* What the task requires *
Repeat the listing below in full, exactly as it stands.

--- BEGIN Data section ---

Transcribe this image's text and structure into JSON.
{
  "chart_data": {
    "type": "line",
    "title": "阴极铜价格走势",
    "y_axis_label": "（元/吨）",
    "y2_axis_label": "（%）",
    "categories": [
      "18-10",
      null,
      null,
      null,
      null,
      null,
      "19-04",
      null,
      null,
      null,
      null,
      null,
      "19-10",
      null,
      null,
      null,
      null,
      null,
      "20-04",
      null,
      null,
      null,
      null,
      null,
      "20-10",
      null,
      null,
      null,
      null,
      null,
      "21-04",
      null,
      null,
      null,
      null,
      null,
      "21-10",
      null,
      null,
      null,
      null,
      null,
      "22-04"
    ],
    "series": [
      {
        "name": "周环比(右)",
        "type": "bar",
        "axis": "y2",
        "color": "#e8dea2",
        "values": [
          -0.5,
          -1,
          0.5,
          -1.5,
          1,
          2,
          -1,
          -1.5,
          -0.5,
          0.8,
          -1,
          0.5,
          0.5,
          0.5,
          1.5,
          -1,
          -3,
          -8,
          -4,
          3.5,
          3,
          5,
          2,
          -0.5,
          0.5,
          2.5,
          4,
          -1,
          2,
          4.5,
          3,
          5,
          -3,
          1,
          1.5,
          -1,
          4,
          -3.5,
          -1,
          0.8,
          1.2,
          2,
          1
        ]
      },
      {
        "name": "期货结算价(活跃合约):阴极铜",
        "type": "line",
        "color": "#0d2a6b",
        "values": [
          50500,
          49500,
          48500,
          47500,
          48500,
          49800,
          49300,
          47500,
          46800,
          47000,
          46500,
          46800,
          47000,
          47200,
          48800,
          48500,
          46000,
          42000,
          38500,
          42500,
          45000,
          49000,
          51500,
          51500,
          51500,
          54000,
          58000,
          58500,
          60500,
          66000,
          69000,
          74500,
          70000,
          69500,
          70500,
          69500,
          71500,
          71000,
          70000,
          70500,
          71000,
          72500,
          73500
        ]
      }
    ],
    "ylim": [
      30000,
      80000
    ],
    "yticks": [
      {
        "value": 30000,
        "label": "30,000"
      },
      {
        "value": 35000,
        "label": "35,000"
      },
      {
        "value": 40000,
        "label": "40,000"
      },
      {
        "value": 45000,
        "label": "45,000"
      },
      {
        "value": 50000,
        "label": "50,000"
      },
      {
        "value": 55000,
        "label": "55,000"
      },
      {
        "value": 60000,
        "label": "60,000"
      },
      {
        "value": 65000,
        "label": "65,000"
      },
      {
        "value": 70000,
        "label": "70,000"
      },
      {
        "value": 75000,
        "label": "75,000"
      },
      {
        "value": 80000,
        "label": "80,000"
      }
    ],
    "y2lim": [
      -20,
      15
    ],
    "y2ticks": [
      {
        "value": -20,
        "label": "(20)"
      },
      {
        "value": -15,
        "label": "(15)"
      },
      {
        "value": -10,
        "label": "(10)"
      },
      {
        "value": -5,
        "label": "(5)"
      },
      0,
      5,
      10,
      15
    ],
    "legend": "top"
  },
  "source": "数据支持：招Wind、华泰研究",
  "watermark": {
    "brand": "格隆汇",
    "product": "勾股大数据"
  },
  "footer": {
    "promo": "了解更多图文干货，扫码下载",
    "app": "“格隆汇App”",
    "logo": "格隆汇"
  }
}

--- END Data section ---

* Full output *
Transcribe this image's text and structure into JSON.
{
  "chart_data": {
    "type": "line",
    "title": "阴极铜价格走势",
    "y_axis_label": "（元/吨）",
    "y2_axis_label": "（%）",
    "categories": [
      "18-10",
      null,
      null,
      null,
      null,
      null,
      "19-04",
      null,
      null,
      null,
      null,
      null,
      "19-10",
      null,
      null,
      null,
      null,
      null,
      "20-04",
      null,
      null,
      null,
      null,
      null,
      "20-10",
      null,
      null,
      null,
      null,
      null,
      "21-04",
      null,
      null,
      null,
      null,
      null,
      "21-10",
      null,
      null,
      null,
      null,
      null,
      "22-04"
    ],
    "series": [
      {
        "name": "周环比(右)",
        "type": "bar",
        "axis": "y2",
        "color": "#e8dea2",
        "values": [
          -0.5,
          -1,
          0.5,
          -1.5,
          1,
          2,
          -1,
          -1.5,
          -0.5,
          0.8,
          -1,
          0.5,
          0.5,
          0.5,
          1.5,
          -1,
          -3,
          -8,
          -4,
          3.5,
          3,
          5,
          2,
          -0.5,
          0.5,
          2.5,
          4,
          -1,
          2,
          4.5,
          3,
          5,
          -3,
          1,
          1.5,
          -1,
          4,
          -3.5,
          -1,
          0.8,
          1.2,
          2,
          1
        ]
      },
      {
        "name": "期货结算价(活跃合约):阴极铜",
        "type": "line",
        "color": "#0d2a6b",
        "values": [
          50500,
          49500,
          48500,
          47500,
          48500,
          49800,
          49300,
          47500,
          46800,
          47000,
          46500,
          46800,
          47000,
          47200,
          48800,
          48500,
          46000,
          42000,
          38500,
          42500,
          45000,
          49000,
          51500,
          51500,
          51500,
          54000,
          58000,
          58500,
          60500,
          66000,
          69000,
          74500,
          70000,
          69500,
          70500,
          69500,
          71500,
          71000,
          70000,
          70500,
          71000,
          72500,
          73500
        ]
      }
    ],
    "ylim": [
      30000,
      80000
    ],
    "yticks": [
      {
        "value": 30000,
        "label": "30,000"
      },
      {
        "value": 35000,
        "label": "35,000"
      },
      {
        "value": 40000,
        "label": "40,000"
      },
      {
        "value": 45000,
        "label": "45,000"
      },
      {
        "value": 50000,
        "label": "50,000"
      },
      {
        "value": 55000,
        "label": "55,000"
      },
      {
        "value": 60000,
        "label": "60,000"
      },
      {
        "value": 65000,
        "label": "65,000"
      },
      {
        "value": 70000,
        "label": "70,000"
      },
      {
        "value": 75000,
        "label": "75,000"
      },
      {
        "value": 80000,
        "label": "80,000"
      }
    ],
    "y2lim": [
      -20,
      15
    ],
    "y2ticks": [
      {
        "value": -20,
        "label": "(20)"
      },
      {
        "value": -15,
        "label": "(15)"
      },
      {
        "value": -10,
        "label": "(10)"
      },
      {
        "value": -5,
        "label": "(5)"
      },
      0,
      5,
      10,
      15
    ],
    "legend": "top"
  },
  "source": "数据支持：招Wind、华泰研究",
  "watermark": {
    "brand": "格隆汇",
    "product": "勾股大数据"
  },
  "footer": {
    "promo": "了解更多图文干货，扫码下载",
    "app": "“格隆汇App”",
    "logo": "格隆汇"
  }
}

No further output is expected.